◆ SET TASK ◆
Skip the pictures. Copy all the rest of the records down exactly.

◆ MATERIAL FOR THIS TASK ◆
START

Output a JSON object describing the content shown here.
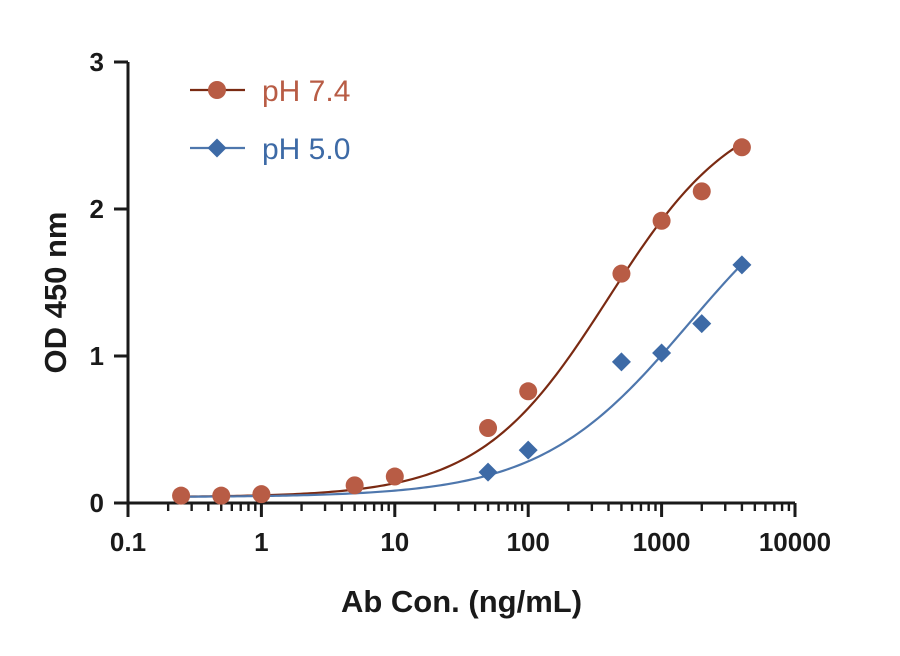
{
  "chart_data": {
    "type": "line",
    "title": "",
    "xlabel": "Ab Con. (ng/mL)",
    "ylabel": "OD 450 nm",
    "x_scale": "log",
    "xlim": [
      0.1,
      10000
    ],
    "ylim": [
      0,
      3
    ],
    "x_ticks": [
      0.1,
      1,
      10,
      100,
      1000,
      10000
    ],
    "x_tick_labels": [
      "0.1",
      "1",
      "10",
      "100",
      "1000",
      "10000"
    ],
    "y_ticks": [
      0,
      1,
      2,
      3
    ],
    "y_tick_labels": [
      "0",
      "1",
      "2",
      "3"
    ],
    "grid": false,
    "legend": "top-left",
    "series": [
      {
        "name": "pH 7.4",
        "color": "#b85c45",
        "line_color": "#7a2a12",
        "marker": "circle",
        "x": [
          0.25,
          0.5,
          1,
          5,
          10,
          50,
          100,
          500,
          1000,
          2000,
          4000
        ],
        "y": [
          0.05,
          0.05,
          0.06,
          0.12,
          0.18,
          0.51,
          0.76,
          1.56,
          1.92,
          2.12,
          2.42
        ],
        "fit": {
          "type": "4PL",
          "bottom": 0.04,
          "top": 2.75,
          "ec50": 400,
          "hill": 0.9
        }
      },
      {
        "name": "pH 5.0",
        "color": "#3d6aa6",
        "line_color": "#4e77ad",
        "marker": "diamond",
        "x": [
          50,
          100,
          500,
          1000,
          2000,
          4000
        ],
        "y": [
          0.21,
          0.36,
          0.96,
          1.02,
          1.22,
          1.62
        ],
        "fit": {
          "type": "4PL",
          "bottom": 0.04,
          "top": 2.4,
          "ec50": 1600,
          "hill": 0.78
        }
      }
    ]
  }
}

END

◆ EXPECTED OUTPUT ◆
Output a JSON object describing the content shown here.
{
  "chart_data": {
    "type": "line",
    "title": "",
    "xlabel": "Ab Con. (ng/mL)",
    "ylabel": "OD 450 nm",
    "x_scale": "log",
    "xlim": [
      0.1,
      10000
    ],
    "ylim": [
      0,
      3
    ],
    "x_ticks": [
      0.1,
      1,
      10,
      100,
      1000,
      10000
    ],
    "x_tick_labels": [
      "0.1",
      "1",
      "10",
      "100",
      "1000",
      "10000"
    ],
    "y_ticks": [
      0,
      1,
      2,
      3
    ],
    "y_tick_labels": [
      "0",
      "1",
      "2",
      "3"
    ],
    "grid": false,
    "legend": "top-left",
    "series": [
      {
        "name": "pH 7.4",
        "color": "#b85c45",
        "line_color": "#7a2a12",
        "marker": "circle",
        "x": [
          0.25,
          0.5,
          1,
          5,
          10,
          50,
          100,
          500,
          1000,
          2000,
          4000
        ],
        "y": [
          0.05,
          0.05,
          0.06,
          0.12,
          0.18,
          0.51,
          0.76,
          1.56,
          1.92,
          2.12,
          2.42
        ],
        "fit": {
          "type": "4PL",
          "bottom": 0.04,
          "top": 2.75,
          "ec50": 400,
          "hill": 0.9
        }
      },
      {
        "name": "pH 5.0",
        "color": "#3d6aa6",
        "line_color": "#4e77ad",
        "marker": "diamond",
        "x": [
          50,
          100,
          500,
          1000,
          2000,
          4000
        ],
        "y": [
          0.21,
          0.36,
          0.96,
          1.02,
          1.22,
          1.62
        ],
        "fit": {
          "type": "4PL",
          "bottom": 0.04,
          "top": 2.4,
          "ec50": 1600,
          "hill": 0.78
        }
      }
    ]
  }
}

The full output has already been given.